───── EXCERPT PROVIDED ─────

Skip to main content

Pybuilder plugin providing tasks for assets deployment.

Project description

databricks-pybuilder-plugin

The plugin is considered to be used to deploy assets to a Databricks environment.

The plugin is activated with the following command in your build.by:

use_plugin('pypi:databricks_pybuilder_plugin')

It provides a set of tasks for uploading resources, workspaces, deploying jobs, or installing locally built whl dependencies into a databricks cluster.

Deployment to Databricks

Automated deployment is implemented on the PyBuilder tasks basis.

The list of available tasks:

  1. export_workspace - exporting a workspace. A workspace is considered to be a folder in Databricks holding a notebook, or a set of notebooks.

The task uploads the src/main/scripts/ content into a Databricks workspace. It overrides files of the same names and leaves other files as is.

By default, a git branch name is used as a nested folder of a workspace for uploading the content into the Databricks workspace, if it's available. The default folder is used otherwise. Use the branch parameter to import a workspace in your own folder:

pyb export_workspace -P branch={custom_directory}

The final output path would be /team_folder/application_name/{custom_directory} in this way.

Executing the command from a master branch

pyb export_workspace

would upload the workspace files into /team_folder/application_name/master.

Here is the list of related deployment settings

Property Value Description
project_workspace_path src/main/scripts/ The path to a folder in the project tree holding notebooks.
remote_workspace_path /team_folder/application_name/ The Databricks folder the notebooks would be uploaded into from project_workspace_path.

All of the properties could be overridden with a -P parameter.

Usage example:

pyb export_workspace [-P env={env}] [-P branch={branch}]

Environment specific properties Disabled by default.

  1. export_resources - exporting resources into dbfs. Uploads resource files into dbfs if any. Existing files are to be overridden.

Here is the list of related deployment settings

Property Value Description
project_resources_path src/main/resources/ The path to the project resources.

All of the properties could be overridden with a -P parameter.

Usage example:

pyb export_resources [-P env={env}] [-P branch={branch}]

  1. install_library - deploying an whl-archive to a Databricks cluster. Uploads an whl archive to a Volume, and re-attaches the library to a cluster by name. Re-installing a new library version triggers the cluster starting to uninstall old libraries versions and to install a new one. Repetitive installations of a library of the same version don't start the cluster and don't upload files to s3. The library is just re-attached to a cluster in this way. Installed libraries in other branches are not affected. Reinstalling a library in the same branch deleting all files under the same branch directory in AWS s3. If a Cloud Provider other than AWS is used, feel free to override the task using the Cloud specific API.

Here is the list of related deployment settings

Property Value Description
remote_cluster_name Test_cluster_name The name of a remote Databricks cluster the library to be installed to.
attachable_lib_path /Volume/ The Volume path to a folder holding the whl archives (dependencies).
attachable_lib_s3_path s3://{bucket_name}/volume/libs/ The Volume s3 path to a folder holding the whl archives (dependencies).

All of the properties could be overridden with a -P parameter.

Usage example:

pyb install_library

  1. deploy_to_cluster - a full deployment to a cluster. Runs the export_resources, export_workspace, install_library in a row.

─────

# [PROBLEM TO WORK ON]
Rewrite the Databricks plugin page, starting at "The final output" and ending at "tree holding notebooks.", and substitute "main" for every occurrence of "master".

───── DATASET CONTENT ─────

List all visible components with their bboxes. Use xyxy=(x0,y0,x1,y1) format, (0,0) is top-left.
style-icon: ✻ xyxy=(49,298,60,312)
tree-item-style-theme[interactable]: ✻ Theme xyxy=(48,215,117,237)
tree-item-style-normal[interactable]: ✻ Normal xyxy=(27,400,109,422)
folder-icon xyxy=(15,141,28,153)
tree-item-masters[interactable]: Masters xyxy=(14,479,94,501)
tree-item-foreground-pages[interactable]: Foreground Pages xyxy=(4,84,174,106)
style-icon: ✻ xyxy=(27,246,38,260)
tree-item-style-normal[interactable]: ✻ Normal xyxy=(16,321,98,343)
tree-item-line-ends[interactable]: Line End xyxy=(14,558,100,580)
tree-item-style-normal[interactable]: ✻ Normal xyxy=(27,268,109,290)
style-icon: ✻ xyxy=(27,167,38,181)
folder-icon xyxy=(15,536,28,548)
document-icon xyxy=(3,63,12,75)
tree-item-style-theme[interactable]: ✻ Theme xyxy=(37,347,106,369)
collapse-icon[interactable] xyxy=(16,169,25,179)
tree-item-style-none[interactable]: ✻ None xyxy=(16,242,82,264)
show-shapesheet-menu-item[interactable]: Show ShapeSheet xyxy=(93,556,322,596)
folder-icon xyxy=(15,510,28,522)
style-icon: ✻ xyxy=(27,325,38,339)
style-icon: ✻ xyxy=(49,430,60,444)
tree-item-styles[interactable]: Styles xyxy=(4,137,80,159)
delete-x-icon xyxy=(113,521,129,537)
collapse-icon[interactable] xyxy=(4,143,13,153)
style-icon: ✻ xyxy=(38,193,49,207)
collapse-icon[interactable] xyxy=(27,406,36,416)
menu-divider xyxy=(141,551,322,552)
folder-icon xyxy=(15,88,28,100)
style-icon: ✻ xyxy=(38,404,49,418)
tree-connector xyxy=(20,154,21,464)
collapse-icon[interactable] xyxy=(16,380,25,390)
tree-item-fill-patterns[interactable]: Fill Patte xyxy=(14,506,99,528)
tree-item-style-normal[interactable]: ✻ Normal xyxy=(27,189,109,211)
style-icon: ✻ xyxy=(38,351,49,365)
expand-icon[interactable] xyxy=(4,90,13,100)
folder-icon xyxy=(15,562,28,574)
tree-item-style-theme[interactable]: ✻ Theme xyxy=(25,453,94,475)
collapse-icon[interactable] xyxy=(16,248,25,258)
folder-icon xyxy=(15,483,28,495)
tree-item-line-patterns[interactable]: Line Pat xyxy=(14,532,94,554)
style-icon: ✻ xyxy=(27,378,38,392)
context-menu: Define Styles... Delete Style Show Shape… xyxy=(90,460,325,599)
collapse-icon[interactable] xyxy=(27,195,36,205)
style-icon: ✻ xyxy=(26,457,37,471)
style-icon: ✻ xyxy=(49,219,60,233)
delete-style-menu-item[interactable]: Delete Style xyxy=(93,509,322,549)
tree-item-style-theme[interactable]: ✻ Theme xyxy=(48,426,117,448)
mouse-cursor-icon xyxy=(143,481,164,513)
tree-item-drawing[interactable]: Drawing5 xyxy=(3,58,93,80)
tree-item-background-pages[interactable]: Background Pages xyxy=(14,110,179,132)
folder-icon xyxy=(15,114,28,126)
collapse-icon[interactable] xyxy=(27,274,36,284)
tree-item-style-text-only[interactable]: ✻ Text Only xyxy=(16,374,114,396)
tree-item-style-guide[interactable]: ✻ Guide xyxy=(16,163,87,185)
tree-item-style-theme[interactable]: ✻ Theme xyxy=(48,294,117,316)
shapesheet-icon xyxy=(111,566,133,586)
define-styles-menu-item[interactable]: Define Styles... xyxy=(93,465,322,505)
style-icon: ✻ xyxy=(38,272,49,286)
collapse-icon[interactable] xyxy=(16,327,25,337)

─────

# [RESULT BELOW]
The final output path would be /team_folder/application_name/{custom_directory} in this way.

Executing the command from a main branch

pyb export_workspace

would upload the workspace files into /team_folder/application_name/main.

Here is the list of related deployment settings

Property Value Description
project_workspace_path src/main/scripts/ The path to a folder in the project tree holding notebooks.